→ **ENTRIES**:
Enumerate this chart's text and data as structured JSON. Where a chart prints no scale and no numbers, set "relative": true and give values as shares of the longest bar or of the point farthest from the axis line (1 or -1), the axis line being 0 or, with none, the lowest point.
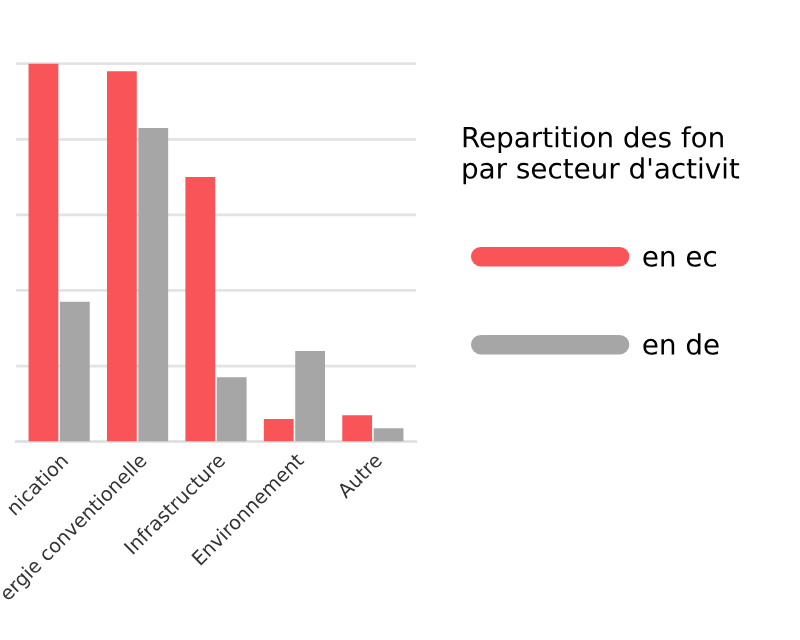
{
  "chart_data": {
    "type": "bar",
    "relative": true,
    "legend_title": "Repartition des fon\npar secteur d'activit",
    "categories": [
      "nication",
      "ergie conventionelle",
      "Infrastructure",
      "Environnement",
      "Autre"
    ],
    "series": [
      {
        "name": "en ec",
        "color": "#f95458",
        "values": [
          1,
          0.98,
          0.7,
          0.06,
          0.07
        ]
      },
      {
        "name": "en de",
        "color": "#a6a6a6",
        "values": [
          0.37,
          0.83,
          0.17,
          0.24,
          0.035
        ]
      }
    ],
    "grid": "y",
    "legend": "right"
  }
}
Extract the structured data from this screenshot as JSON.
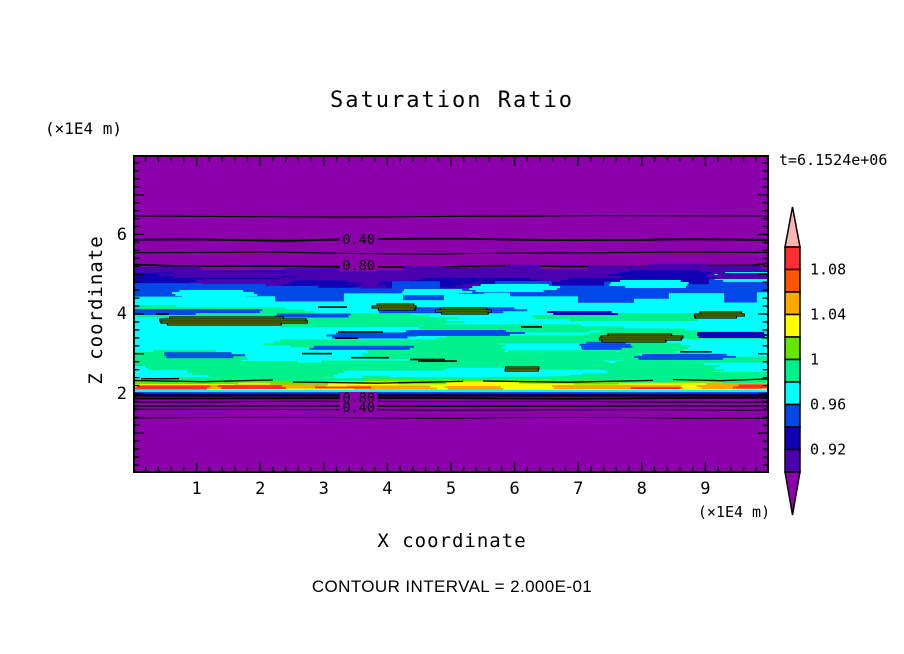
{
  "title": "Saturation Ratio",
  "timestamp_label": "t=6.1524e+06",
  "footer_note": "CONTOUR INTERVAL = 2.000E-01",
  "axes": {
    "x": {
      "label": "X coordinate",
      "unit": "(×1E4 m)",
      "min": 0,
      "max": 10,
      "tick_labels": [
        "1",
        "2",
        "3",
        "4",
        "5",
        "6",
        "7",
        "8",
        "9"
      ],
      "minor_tick_step": 0.2
    },
    "z": {
      "label": "Z coordinate",
      "unit": "(×1E4 m)",
      "min": 0,
      "max": 8,
      "tick_labels": [
        "2",
        "4",
        "6"
      ],
      "minor_tick_step": 0.2
    }
  },
  "colorbar": {
    "labels": [
      "1.08",
      "1.04",
      "1",
      "0.96",
      "0.92"
    ],
    "label_values": [
      1.08,
      1.04,
      1.0,
      0.96,
      0.92
    ],
    "top_value": 1.1,
    "step": 0.02
  },
  "contour_labels": [
    {
      "text": "0.40",
      "x": 3.55,
      "z": 5.875
    },
    {
      "text": "0.80",
      "x": 3.55,
      "z": 5.225
    },
    {
      "text": "0.80",
      "x": 3.55,
      "z": 1.885
    },
    {
      "text": "0.40",
      "x": 3.55,
      "z": 1.645
    }
  ],
  "chart_data": {
    "type": "filled_contour",
    "title": "Saturation Ratio",
    "time_annotation": "t=6.1524e+06",
    "x_axis": {
      "label": "X coordinate",
      "unit": "(×1E4 m)",
      "range": [
        0,
        10
      ]
    },
    "z_axis": {
      "label": "Z coordinate",
      "unit": "(×1E4 m)",
      "range": [
        0,
        8
      ]
    },
    "contour_interval": 0.2,
    "color_scale": {
      "under": {
        "max": 0.9,
        "color": "#8C00AC"
      },
      "bins": [
        {
          "from": 0.9,
          "to": 0.92,
          "color": "#4A00AE"
        },
        {
          "from": 0.92,
          "to": 0.94,
          "color": "#1000B4"
        },
        {
          "from": 0.94,
          "to": 0.96,
          "color": "#0049E8"
        },
        {
          "from": 0.96,
          "to": 0.98,
          "color": "#00FFFF"
        },
        {
          "from": 0.98,
          "to": 1.0,
          "color": "#00F08C"
        },
        {
          "from": 1.0,
          "to": 1.02,
          "color": "#64E600"
        },
        {
          "from": 1.02,
          "to": 1.04,
          "color": "#FFFF00"
        },
        {
          "from": 1.04,
          "to": 1.06,
          "color": "#FFA800"
        },
        {
          "from": 1.06,
          "to": 1.08,
          "color": "#FF5400"
        },
        {
          "from": 1.08,
          "to": 1.1,
          "color": "#FF2D2D"
        }
      ],
      "over": {
        "min": 1.1,
        "color": "#FFB4B4"
      }
    },
    "labeled_contours": [
      {
        "value": 0.4,
        "x": 3.55,
        "z": 5.875
      },
      {
        "value": 0.8,
        "x": 3.55,
        "z": 5.225
      },
      {
        "value": 0.8,
        "x": 3.55,
        "z": 1.885
      },
      {
        "value": 0.4,
        "x": 3.55,
        "z": 1.645
      }
    ],
    "horizontal_structure": [
      {
        "z_from": 6.5,
        "z_to": 8.0,
        "ratio_from": 0.0,
        "ratio_to": 0.2,
        "appearance": "solid purple (dry zone, under-range)"
      },
      {
        "z_from": 5.2,
        "z_to": 6.5,
        "ratio_from": 0.2,
        "ratio_to": 0.8,
        "appearance": "purple with widely spaced contour lines 0.2/0.4/0.6/0.8"
      },
      {
        "z_from": 4.4,
        "z_to": 5.2,
        "ratio_from": 0.8,
        "ratio_to": 0.96,
        "appearance": "streaky indigo / navy / blue transition band"
      },
      {
        "z_from": 2.15,
        "z_to": 4.4,
        "ratio_from": 0.96,
        "ratio_to": 1.02,
        "appearance": "cyan with spring-green streaks and small >1.0 yellow-green lenses"
      },
      {
        "z_from": 2.02,
        "z_to": 2.15,
        "ratio_from": 1.02,
        "ratio_to": 1.1,
        "appearance": "thin supersaturated layer: yellow / orange / red streaks"
      },
      {
        "z_from": 1.4,
        "z_to": 2.02,
        "ratio_from": 0.2,
        "ratio_to": 1.0,
        "appearance": "sharp drop, bunched contours labeled 0.80 / 0.40"
      },
      {
        "z_from": 0.0,
        "z_to": 1.4,
        "ratio_from": 0.0,
        "ratio_to": 0.2,
        "appearance": "solid purple (dry zone, under-range)"
      }
    ]
  }
}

→ **WRITTEN REQUEST**: Some lines of the records may hold the word "true". How many do? Answer with a number and nothing else.

→ **ANSWER TO THIS PROBLEM**: 2